= Figure record listings =

— Start —

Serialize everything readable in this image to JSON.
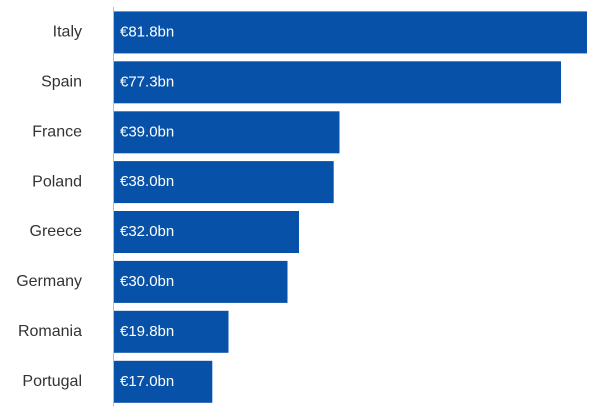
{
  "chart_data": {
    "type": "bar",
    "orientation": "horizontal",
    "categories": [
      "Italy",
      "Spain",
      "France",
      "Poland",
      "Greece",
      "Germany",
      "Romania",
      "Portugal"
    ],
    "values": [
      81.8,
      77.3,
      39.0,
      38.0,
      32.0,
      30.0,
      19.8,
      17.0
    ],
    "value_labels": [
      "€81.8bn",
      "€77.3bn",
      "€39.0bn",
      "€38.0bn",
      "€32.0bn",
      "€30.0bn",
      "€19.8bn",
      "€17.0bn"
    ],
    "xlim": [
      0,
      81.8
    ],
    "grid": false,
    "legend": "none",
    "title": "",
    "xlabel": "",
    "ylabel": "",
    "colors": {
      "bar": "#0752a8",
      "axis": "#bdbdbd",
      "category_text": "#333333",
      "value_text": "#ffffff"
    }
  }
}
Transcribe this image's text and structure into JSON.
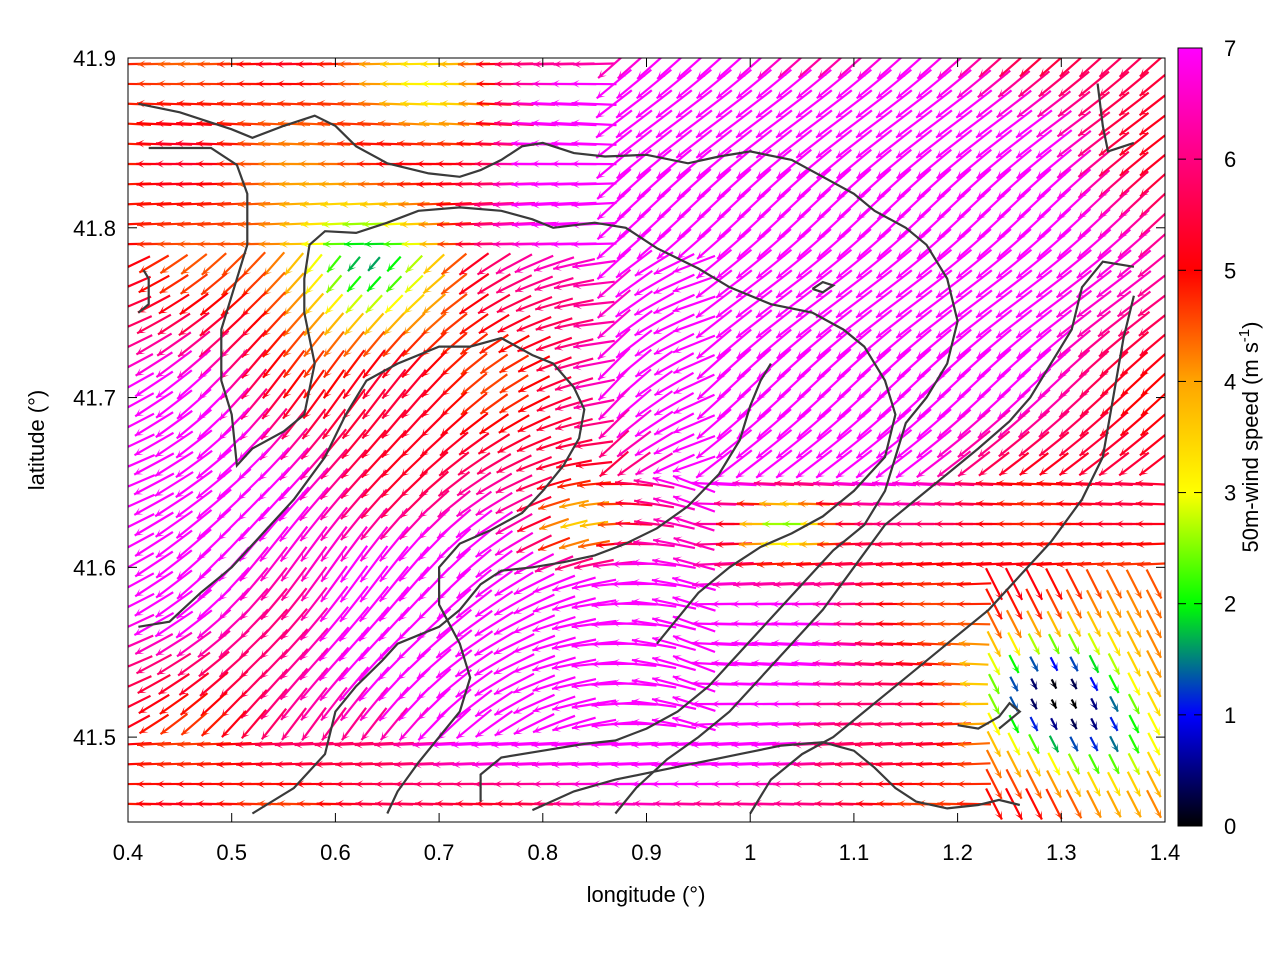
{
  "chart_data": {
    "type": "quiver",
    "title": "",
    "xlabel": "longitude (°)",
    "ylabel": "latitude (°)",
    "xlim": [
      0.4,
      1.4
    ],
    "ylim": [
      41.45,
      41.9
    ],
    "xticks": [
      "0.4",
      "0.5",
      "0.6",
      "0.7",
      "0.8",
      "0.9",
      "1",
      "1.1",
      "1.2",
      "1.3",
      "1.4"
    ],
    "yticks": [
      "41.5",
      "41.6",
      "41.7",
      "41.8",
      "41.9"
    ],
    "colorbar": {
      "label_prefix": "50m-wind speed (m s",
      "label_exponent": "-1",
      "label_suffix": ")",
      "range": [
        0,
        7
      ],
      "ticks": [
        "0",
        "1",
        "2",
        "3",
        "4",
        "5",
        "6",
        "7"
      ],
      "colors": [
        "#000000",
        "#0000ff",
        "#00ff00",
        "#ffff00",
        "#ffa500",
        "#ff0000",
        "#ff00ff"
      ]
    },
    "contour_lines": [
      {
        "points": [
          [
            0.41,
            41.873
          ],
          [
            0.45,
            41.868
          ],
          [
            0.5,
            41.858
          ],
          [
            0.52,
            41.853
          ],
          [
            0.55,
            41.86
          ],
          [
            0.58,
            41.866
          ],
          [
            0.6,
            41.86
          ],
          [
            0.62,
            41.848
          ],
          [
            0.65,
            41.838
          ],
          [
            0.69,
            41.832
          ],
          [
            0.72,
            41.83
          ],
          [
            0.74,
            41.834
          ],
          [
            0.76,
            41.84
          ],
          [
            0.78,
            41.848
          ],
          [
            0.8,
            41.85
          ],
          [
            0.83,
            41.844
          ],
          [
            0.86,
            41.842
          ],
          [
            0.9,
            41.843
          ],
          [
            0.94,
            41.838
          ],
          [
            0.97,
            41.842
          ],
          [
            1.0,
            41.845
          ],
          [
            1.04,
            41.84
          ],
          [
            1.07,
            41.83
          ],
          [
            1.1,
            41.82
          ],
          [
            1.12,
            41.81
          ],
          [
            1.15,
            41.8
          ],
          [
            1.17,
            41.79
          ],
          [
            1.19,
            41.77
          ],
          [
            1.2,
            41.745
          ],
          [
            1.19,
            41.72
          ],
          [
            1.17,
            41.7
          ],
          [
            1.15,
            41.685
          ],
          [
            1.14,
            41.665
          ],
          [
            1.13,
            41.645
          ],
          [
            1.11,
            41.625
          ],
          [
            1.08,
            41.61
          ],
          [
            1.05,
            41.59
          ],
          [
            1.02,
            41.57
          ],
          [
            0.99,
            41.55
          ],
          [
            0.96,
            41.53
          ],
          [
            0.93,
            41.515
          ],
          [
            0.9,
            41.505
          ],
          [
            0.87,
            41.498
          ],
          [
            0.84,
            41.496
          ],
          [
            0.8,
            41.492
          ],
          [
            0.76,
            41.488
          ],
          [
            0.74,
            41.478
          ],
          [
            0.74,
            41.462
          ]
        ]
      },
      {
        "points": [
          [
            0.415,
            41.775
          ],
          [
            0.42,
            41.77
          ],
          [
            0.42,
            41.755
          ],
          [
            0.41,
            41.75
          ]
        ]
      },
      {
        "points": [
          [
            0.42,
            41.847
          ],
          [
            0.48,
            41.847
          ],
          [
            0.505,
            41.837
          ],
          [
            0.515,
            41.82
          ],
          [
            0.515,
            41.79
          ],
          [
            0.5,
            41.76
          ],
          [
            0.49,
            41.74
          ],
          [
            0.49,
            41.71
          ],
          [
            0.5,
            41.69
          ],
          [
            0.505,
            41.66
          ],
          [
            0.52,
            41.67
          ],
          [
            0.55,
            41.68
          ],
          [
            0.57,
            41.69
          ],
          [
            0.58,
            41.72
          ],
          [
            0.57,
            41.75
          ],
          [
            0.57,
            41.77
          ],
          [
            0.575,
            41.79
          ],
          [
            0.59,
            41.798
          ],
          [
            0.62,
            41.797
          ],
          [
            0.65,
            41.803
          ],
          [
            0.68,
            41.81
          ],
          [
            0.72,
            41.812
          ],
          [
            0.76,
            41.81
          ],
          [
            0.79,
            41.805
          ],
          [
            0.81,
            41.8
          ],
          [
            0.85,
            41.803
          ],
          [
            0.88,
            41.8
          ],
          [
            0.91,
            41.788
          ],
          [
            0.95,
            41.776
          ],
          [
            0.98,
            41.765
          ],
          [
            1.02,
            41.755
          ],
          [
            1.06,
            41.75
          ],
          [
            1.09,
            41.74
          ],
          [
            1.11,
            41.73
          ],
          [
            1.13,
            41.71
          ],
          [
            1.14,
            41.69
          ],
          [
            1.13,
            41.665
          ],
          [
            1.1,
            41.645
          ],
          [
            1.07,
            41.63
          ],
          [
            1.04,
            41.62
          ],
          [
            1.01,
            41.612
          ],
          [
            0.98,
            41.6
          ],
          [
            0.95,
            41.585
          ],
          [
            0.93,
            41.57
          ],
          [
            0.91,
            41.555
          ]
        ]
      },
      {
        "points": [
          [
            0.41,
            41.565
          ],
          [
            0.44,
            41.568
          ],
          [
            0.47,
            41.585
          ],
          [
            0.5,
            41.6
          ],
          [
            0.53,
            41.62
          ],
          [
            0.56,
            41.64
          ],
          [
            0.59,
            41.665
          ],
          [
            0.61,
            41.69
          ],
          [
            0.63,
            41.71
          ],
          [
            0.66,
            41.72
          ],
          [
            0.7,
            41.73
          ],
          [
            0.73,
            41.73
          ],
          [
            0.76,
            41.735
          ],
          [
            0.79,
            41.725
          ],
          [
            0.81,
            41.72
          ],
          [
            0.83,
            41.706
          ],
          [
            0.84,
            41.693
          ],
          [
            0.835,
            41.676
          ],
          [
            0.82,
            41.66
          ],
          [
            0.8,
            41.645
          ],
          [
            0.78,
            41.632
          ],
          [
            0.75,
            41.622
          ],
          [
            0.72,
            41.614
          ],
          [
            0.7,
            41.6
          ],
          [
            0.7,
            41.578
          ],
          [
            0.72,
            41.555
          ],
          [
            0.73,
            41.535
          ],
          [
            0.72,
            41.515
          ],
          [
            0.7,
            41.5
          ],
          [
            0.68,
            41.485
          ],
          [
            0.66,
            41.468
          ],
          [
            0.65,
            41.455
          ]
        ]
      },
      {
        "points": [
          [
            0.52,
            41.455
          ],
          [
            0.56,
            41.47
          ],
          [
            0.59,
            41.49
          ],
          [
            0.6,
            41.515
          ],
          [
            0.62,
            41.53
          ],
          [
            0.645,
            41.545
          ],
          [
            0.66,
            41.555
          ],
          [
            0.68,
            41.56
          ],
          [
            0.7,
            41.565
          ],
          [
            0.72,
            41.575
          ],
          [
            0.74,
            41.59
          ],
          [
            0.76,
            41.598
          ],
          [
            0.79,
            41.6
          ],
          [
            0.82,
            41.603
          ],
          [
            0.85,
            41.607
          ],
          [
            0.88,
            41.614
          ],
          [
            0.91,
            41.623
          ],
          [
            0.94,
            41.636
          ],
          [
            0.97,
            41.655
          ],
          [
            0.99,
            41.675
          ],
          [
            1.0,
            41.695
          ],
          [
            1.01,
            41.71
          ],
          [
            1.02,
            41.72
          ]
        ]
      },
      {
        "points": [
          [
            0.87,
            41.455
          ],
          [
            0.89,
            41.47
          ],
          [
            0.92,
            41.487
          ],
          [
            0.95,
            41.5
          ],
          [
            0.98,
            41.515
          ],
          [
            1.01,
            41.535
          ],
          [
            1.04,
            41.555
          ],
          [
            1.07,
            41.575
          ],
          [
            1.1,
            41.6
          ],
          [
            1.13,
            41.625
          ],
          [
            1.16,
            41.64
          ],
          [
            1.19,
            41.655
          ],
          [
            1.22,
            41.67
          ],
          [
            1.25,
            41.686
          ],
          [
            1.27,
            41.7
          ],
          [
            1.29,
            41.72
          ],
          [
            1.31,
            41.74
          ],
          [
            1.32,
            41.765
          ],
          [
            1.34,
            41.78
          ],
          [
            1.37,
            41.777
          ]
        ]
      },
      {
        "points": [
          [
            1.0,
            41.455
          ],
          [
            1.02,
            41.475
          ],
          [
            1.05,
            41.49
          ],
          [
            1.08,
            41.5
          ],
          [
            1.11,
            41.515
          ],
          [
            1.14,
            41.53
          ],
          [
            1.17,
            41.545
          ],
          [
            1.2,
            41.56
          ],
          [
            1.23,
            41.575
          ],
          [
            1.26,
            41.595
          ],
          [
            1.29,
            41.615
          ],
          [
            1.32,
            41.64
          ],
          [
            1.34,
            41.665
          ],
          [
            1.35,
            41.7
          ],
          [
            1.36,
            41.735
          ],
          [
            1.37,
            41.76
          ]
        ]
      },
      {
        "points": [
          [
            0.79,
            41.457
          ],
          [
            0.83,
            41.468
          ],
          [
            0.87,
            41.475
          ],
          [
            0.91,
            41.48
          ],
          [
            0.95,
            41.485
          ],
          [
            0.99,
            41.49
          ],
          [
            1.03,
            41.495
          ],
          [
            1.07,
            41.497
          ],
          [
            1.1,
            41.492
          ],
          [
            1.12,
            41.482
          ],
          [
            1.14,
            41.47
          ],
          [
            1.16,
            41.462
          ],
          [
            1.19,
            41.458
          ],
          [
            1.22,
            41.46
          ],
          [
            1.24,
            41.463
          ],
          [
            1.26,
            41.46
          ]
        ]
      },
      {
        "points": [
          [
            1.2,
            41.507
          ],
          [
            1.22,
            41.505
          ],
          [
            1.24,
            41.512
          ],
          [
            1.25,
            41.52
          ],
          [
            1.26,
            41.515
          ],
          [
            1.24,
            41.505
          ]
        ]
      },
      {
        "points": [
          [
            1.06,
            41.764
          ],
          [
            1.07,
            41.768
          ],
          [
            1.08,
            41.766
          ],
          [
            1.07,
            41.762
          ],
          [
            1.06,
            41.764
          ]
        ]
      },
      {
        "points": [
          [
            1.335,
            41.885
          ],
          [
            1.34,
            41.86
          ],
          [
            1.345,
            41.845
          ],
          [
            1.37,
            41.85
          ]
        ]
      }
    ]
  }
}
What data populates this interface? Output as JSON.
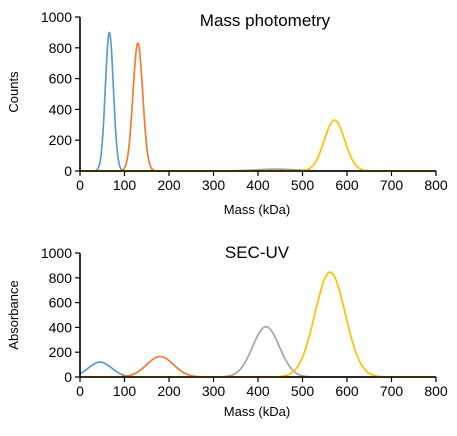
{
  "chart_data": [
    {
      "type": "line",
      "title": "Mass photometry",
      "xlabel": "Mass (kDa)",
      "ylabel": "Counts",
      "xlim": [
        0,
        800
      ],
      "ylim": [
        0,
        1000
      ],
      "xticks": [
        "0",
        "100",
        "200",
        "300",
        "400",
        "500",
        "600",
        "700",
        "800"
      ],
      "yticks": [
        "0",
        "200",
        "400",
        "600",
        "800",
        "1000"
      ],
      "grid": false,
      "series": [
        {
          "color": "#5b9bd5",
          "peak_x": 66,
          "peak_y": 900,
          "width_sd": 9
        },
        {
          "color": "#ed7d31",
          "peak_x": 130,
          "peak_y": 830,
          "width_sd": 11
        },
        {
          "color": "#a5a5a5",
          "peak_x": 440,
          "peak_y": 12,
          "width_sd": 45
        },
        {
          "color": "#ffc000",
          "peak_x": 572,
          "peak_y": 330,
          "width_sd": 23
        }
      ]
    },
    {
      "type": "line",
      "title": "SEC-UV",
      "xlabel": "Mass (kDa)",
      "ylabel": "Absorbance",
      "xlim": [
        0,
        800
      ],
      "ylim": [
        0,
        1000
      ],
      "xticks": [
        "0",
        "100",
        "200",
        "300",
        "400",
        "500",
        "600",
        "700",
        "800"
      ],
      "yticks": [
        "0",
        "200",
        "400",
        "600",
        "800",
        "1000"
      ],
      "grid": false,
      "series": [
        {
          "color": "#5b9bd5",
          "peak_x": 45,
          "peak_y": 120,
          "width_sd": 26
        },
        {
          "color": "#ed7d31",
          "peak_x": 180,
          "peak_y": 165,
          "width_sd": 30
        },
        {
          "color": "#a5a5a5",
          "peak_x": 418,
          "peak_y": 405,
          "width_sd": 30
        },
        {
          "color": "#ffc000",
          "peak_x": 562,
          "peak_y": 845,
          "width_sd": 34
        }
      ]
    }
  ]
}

— End —

= Exercise aim =
Show, from the material above, each line that includes the string "this".

= Exercise result =
Serialize everything readable in this image to JSON.
Transcribe this image's text and structure into JSON.
What data populates this interface? Output as JSON.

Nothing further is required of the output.